>>>

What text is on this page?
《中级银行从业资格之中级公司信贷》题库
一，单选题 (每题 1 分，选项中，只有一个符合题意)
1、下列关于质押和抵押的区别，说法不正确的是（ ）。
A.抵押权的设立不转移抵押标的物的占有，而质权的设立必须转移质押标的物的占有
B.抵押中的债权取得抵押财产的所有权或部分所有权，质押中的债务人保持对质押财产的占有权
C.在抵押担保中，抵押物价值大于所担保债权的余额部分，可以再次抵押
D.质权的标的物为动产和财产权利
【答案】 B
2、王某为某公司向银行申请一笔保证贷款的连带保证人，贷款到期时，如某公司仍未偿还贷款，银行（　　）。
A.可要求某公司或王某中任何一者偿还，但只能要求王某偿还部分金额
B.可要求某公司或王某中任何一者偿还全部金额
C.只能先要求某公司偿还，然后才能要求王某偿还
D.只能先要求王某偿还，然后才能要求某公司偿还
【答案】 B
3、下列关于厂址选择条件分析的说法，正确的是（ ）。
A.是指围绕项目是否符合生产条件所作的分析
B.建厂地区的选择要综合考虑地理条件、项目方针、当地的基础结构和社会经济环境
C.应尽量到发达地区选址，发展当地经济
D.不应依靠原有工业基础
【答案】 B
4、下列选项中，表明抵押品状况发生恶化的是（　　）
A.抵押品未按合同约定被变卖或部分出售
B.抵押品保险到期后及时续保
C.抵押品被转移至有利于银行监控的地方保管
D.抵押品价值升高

<<<

Transcribe every record above exactly as it appears.

What text is on this page?
《中级银行从业资格之中级公司信贷》题库
一，单选题 (每题 1 分，选项中，只有一个符合题意)
1、下列关于质押和抵押的区别，说法不正确的是（ ）。
A.抵押权的设立不转移抵押标的物的占有，而质权的设立必须转移质押标的物的占有
B.抵押中的债权取得抵押财产的所有权或部分所有权，质押中的债务人保持对质押财产的占有权
C.在抵押担保中，抵押物价值大于所担保债权的余额部分，可以再次抵押
D.质权的标的物为动产和财产权利
【答案】 B
2、王某为某公司向银行申请一笔保证贷款的连带保证人，贷款到期时，如某公司仍未偿还贷款，银行（　　）。
A.可要求某公司或王某中任何一者偿还，但只能要求王某偿还部分金额
B.可要求某公司或王某中任何一者偿还全部金额
C.只能先要求某公司偿还，然后才能要求王某偿还
D.只能先要求王某偿还，然后才能要求某公司偿还
【答案】 B
3、下列关于厂址选择条件分析的说法，正确的是（ ）。
A.是指围绕项目是否符合生产条件所作的分析
B.建厂地区的选择要综合考虑地理条件、项目方针、当地的基础结构和社会经济环境
C.应尽量到发达地区选址，发展当地经济
D.不应依靠原有工业基础
【答案】 B
4、下列选项中，表明抵押品状况发生恶化的是（　　）
A.抵押品未按合同约定被变卖或部分出售
B.抵押品保险到期后及时续保
C.抵押品被转移至有利于银行监控的地方保管
D.抵押品价值升高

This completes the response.